> [Exercise prompt] Copy every line from the data below in which the string "zjistila" can be found.
══ Available records
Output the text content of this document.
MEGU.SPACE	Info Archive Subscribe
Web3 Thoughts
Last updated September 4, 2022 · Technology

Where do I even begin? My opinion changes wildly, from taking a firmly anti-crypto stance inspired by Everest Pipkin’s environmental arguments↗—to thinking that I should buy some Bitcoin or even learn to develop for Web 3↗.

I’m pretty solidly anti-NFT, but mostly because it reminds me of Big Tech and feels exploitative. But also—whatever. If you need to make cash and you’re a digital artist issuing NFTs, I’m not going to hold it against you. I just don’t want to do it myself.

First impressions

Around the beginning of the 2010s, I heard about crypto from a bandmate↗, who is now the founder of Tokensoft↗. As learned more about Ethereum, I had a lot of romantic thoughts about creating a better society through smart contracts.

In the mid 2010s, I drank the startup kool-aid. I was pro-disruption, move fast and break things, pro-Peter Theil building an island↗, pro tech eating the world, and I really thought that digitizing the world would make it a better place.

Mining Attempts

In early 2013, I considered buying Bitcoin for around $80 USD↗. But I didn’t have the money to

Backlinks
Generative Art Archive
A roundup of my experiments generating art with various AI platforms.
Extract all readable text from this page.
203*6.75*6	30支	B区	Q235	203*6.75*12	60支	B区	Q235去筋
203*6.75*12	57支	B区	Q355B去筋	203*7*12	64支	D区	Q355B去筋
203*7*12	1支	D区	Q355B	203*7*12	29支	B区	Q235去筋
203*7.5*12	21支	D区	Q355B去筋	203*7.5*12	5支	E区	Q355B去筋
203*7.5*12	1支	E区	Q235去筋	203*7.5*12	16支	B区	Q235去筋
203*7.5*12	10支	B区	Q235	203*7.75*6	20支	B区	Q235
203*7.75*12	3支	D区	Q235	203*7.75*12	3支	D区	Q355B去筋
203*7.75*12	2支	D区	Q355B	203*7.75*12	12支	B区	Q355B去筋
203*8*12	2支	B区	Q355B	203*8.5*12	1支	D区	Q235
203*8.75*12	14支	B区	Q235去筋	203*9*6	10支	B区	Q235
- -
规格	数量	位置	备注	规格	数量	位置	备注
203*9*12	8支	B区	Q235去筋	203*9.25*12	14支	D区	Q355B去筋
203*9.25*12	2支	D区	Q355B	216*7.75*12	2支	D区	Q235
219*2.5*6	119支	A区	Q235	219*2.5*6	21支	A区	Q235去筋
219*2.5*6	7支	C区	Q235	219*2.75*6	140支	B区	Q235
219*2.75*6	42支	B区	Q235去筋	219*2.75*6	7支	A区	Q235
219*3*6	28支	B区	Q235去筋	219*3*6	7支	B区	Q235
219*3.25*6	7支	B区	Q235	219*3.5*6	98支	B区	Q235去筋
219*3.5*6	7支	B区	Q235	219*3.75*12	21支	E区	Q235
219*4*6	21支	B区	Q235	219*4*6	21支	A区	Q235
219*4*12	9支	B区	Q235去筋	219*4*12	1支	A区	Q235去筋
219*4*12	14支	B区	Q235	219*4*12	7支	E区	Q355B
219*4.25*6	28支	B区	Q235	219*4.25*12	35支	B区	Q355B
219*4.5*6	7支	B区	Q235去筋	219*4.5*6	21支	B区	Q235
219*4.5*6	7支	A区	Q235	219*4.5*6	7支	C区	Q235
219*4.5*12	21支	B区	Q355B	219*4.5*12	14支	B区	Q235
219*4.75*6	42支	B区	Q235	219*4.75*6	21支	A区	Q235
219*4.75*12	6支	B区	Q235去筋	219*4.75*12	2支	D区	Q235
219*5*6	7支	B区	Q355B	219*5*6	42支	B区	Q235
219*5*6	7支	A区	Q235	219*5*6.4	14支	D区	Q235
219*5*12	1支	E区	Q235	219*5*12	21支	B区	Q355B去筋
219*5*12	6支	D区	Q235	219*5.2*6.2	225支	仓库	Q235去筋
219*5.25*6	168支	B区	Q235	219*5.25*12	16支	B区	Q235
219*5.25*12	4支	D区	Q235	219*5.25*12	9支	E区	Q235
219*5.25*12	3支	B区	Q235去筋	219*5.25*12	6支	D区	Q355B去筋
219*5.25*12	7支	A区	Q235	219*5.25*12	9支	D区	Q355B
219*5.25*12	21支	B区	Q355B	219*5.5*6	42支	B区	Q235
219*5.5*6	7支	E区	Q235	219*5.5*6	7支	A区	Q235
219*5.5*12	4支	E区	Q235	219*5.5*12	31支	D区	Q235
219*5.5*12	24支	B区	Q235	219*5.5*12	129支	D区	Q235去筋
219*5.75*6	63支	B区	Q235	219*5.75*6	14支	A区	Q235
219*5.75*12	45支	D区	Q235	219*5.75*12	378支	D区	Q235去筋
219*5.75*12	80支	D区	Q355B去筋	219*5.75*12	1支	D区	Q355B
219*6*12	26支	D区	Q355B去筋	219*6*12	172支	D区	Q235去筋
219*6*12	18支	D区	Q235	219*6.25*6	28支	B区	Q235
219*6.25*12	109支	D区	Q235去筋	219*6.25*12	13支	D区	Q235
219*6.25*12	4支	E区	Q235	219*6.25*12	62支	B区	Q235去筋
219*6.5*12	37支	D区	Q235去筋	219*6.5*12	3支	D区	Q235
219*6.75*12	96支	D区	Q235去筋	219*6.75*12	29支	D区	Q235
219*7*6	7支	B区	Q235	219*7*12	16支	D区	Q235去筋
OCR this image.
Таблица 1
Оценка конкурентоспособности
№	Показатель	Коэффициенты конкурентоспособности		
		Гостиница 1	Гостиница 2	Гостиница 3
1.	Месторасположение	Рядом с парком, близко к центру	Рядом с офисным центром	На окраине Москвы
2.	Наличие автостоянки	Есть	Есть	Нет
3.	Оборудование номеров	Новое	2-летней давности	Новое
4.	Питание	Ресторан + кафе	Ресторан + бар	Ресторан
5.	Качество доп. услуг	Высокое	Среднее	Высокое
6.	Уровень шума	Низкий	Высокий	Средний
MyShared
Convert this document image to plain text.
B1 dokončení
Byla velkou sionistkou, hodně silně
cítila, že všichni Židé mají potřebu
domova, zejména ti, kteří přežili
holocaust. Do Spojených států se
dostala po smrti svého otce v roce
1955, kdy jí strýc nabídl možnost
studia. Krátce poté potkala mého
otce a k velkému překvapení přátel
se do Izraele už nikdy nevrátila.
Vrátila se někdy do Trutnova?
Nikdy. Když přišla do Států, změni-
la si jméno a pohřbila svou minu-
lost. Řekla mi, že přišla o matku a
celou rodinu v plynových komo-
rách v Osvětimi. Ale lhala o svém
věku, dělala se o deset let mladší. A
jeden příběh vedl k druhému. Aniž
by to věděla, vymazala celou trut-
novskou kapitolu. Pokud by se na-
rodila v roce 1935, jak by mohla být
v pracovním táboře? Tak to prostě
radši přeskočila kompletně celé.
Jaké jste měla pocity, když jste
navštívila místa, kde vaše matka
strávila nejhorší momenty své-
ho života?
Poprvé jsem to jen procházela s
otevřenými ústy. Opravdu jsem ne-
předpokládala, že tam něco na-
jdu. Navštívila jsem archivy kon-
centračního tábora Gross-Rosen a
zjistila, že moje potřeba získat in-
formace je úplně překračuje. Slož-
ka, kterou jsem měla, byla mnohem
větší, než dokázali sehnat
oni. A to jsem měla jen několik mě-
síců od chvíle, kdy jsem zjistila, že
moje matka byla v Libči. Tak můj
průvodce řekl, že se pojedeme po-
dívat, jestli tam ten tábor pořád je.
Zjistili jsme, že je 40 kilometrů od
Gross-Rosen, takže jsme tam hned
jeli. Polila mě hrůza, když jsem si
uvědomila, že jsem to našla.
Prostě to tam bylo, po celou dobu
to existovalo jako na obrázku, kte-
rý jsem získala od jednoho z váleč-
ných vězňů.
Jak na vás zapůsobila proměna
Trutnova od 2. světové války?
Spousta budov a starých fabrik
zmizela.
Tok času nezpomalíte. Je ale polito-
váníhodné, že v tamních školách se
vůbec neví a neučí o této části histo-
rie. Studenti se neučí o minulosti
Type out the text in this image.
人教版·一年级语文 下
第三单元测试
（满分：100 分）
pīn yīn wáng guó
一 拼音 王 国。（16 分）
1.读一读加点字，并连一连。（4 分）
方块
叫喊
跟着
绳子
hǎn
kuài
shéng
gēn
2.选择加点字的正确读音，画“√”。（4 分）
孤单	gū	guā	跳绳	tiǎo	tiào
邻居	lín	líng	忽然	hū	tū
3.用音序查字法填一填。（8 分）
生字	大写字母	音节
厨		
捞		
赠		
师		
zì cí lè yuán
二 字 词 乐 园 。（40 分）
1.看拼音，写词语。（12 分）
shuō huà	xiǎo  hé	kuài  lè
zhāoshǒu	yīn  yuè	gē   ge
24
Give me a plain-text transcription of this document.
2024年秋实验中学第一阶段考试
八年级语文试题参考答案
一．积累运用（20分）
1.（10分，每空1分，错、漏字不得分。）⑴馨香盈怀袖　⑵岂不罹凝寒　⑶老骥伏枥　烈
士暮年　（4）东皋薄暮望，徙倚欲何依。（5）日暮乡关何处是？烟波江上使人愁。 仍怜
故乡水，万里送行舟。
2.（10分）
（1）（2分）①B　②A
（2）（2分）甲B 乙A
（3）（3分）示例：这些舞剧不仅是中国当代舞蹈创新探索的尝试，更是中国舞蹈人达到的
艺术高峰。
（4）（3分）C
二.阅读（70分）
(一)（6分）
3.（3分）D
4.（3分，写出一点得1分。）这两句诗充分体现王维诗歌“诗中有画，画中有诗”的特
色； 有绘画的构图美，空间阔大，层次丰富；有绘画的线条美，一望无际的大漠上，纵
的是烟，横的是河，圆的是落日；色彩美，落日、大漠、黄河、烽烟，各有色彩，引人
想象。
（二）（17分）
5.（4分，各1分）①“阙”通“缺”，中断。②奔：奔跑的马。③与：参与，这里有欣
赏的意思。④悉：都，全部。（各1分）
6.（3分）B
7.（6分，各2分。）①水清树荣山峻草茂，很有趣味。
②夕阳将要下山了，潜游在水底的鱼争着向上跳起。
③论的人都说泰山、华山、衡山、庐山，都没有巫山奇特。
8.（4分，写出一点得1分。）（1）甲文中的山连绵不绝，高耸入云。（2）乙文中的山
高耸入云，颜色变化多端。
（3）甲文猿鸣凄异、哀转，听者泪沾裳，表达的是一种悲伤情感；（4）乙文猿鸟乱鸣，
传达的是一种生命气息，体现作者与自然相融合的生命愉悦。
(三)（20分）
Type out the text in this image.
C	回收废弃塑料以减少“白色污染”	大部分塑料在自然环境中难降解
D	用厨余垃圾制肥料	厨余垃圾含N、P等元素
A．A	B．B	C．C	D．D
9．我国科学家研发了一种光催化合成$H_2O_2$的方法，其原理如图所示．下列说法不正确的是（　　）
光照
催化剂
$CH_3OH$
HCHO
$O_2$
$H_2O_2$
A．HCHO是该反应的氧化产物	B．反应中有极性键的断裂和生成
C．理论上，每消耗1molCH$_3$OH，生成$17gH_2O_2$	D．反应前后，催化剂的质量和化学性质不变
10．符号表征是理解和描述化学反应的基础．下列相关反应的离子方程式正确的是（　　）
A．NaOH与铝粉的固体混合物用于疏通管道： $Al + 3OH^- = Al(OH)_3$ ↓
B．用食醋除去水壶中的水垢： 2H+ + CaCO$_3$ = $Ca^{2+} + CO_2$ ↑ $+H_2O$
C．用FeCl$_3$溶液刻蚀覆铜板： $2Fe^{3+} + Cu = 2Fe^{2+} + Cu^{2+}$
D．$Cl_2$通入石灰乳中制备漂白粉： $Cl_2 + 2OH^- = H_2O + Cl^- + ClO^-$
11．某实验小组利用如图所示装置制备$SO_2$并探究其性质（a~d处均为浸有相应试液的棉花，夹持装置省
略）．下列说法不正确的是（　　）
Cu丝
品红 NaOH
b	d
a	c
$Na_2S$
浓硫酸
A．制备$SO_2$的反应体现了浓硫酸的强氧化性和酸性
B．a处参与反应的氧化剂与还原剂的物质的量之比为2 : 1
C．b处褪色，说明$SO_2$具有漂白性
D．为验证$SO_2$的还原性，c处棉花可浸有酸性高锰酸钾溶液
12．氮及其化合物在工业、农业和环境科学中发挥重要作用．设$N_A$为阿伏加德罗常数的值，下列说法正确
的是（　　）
════
> [Solved exercise]
zjistila, že moje potřeba získat in-
síců od chvíle, kdy jsem zjistila, že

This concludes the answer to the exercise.